Goal: Retype the data that follows line by line, exactly, and leave its pictures out.

Records:
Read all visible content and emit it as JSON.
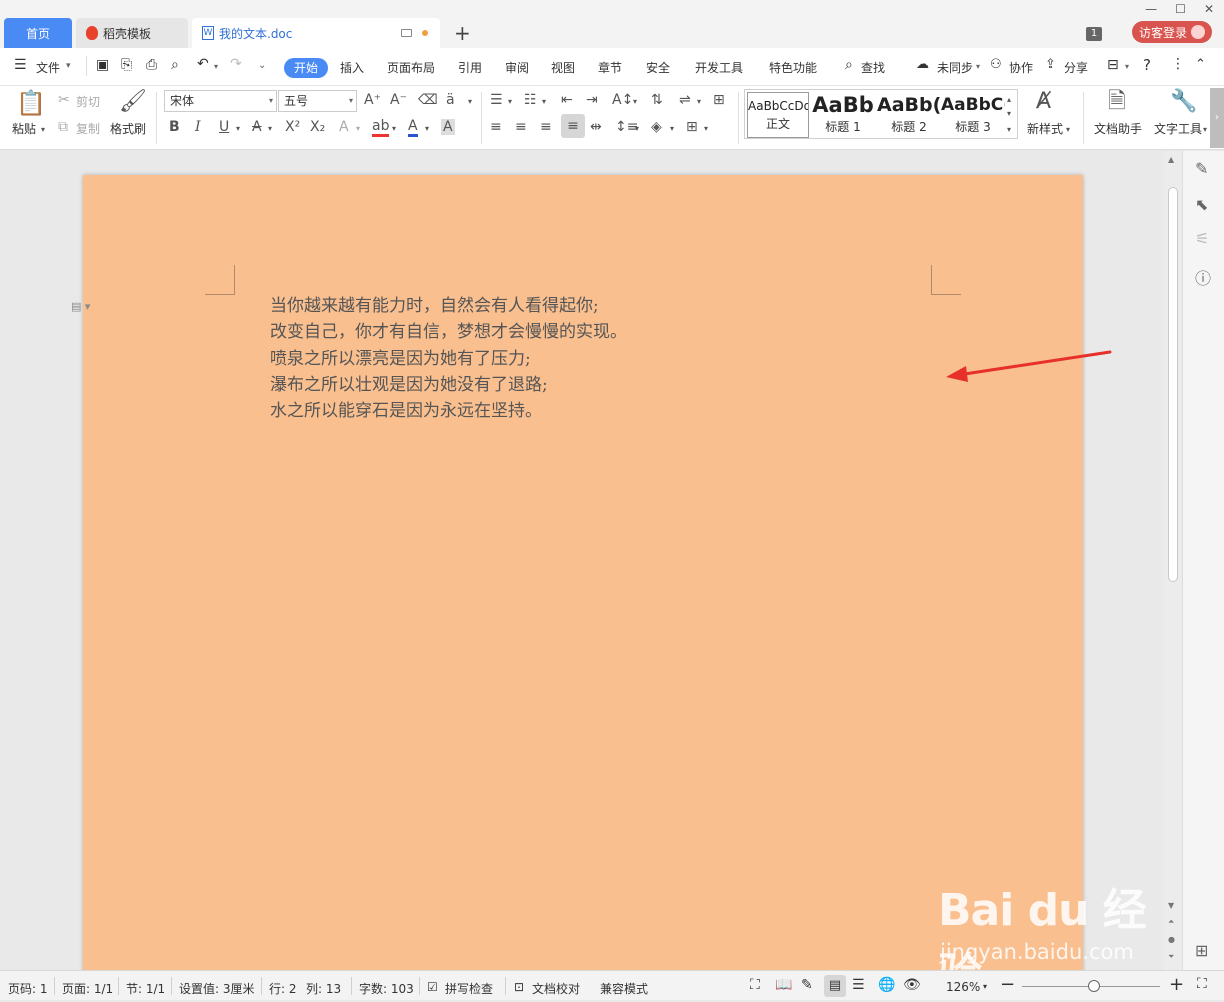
{
  "tabs": {
    "home": "首页",
    "template": "稻壳模板",
    "doc": "我的文本.doc",
    "badge": "1",
    "login": "访客登录"
  },
  "menu": {
    "file": "文件",
    "start": "开始",
    "items": [
      "插入",
      "页面布局",
      "引用",
      "审阅",
      "视图",
      "章节",
      "安全",
      "开发工具",
      "特色功能"
    ],
    "find": "查找",
    "sync": "未同步",
    "collab": "协作",
    "share": "分享"
  },
  "ribbon": {
    "paste": "粘贴",
    "cut": "剪切",
    "copy": "复制",
    "format_painter": "格式刷",
    "font_name": "宋体",
    "font_size": "五号",
    "styles": [
      {
        "sample": "AaBbCcDd",
        "label": "正文"
      },
      {
        "sample": "AaBb",
        "label": "标题 1"
      },
      {
        "sample": "AaBb(",
        "label": "标题 2"
      },
      {
        "sample": "AaBbC(",
        "label": "标题 3"
      }
    ],
    "new_style": "新样式",
    "doc_assistant": "文档助手",
    "text_tools": "文字工具"
  },
  "document": {
    "lines": [
      "当你越来越有能力时，自然会有人看得起你;",
      "改变自己，你才有自信，梦想才会慢慢的实现。",
      "喷泉之所以漂亮是因为她有了压力;",
      "瀑布之所以壮观是因为她没有了退路;",
      "水之所以能穿石是因为永远在坚持。"
    ],
    "page_color": "#f9bf8f"
  },
  "status": {
    "page_num": "页码: 1",
    "pages": "页面: 1/1",
    "section": "节: 1/1",
    "setting": "设置值: 3厘米",
    "row": "行: 2",
    "col": "列: 13",
    "word_count": "字数: 103",
    "spell_check": "拼写检查",
    "doc_proof": "文档校对",
    "compat_mode": "兼容模式",
    "zoom": "126%",
    "zoom_fraction": 0.52
  },
  "watermark": {
    "logo": "Bai du 经验",
    "url": "jingyan.baidu.com"
  },
  "colors": {
    "accent": "#4a8af4",
    "login": "#d9534f",
    "arrow": "#e8302a"
  }
}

Reply:
Read all visible content and emit it as JSON.
{
  "tabs": {
    "home": "首页",
    "template": "稻壳模板",
    "doc": "我的文本.doc",
    "badge": "1",
    "login": "访客登录"
  },
  "menu": {
    "file": "文件",
    "start": "开始",
    "items": [
      "插入",
      "页面布局",
      "引用",
      "审阅",
      "视图",
      "章节",
      "安全",
      "开发工具",
      "特色功能"
    ],
    "find": "查找",
    "sync": "未同步",
    "collab": "协作",
    "share": "分享"
  },
  "ribbon": {
    "paste": "粘贴",
    "cut": "剪切",
    "copy": "复制",
    "format_painter": "格式刷",
    "font_name": "宋体",
    "font_size": "五号",
    "styles": [
      {
        "sample": "AaBbCcDd",
        "label": "正文"
      },
      {
        "sample": "AaBb",
        "label": "标题 1"
      },
      {
        "sample": "AaBb(",
        "label": "标题 2"
      },
      {
        "sample": "AaBbC(",
        "label": "标题 3"
      }
    ],
    "new_style": "新样式",
    "doc_assistant": "文档助手",
    "text_tools": "文字工具"
  },
  "document": {
    "lines": [
      "当你越来越有能力时，自然会有人看得起你;",
      "改变自己，你才有自信，梦想才会慢慢的实现。",
      "喷泉之所以漂亮是因为她有了压力;",
      "瀑布之所以壮观是因为她没有了退路;",
      "水之所以能穿石是因为永远在坚持。"
    ],
    "page_color": "#f9bf8f"
  },
  "status": {
    "page_num": "页码: 1",
    "pages": "页面: 1/1",
    "section": "节: 1/1",
    "setting": "设置值: 3厘米",
    "row": "行: 2",
    "col": "列: 13",
    "word_count": "字数: 103",
    "spell_check": "拼写检查",
    "doc_proof": "文档校对",
    "compat_mode": "兼容模式",
    "zoom": "126%",
    "zoom_fraction": 0.52
  },
  "watermark": {
    "logo": "Bai du 经验",
    "url": "jingyan.baidu.com"
  },
  "colors": {
    "accent": "#4a8af4",
    "login": "#d9534f",
    "arrow": "#e8302a"
  }
}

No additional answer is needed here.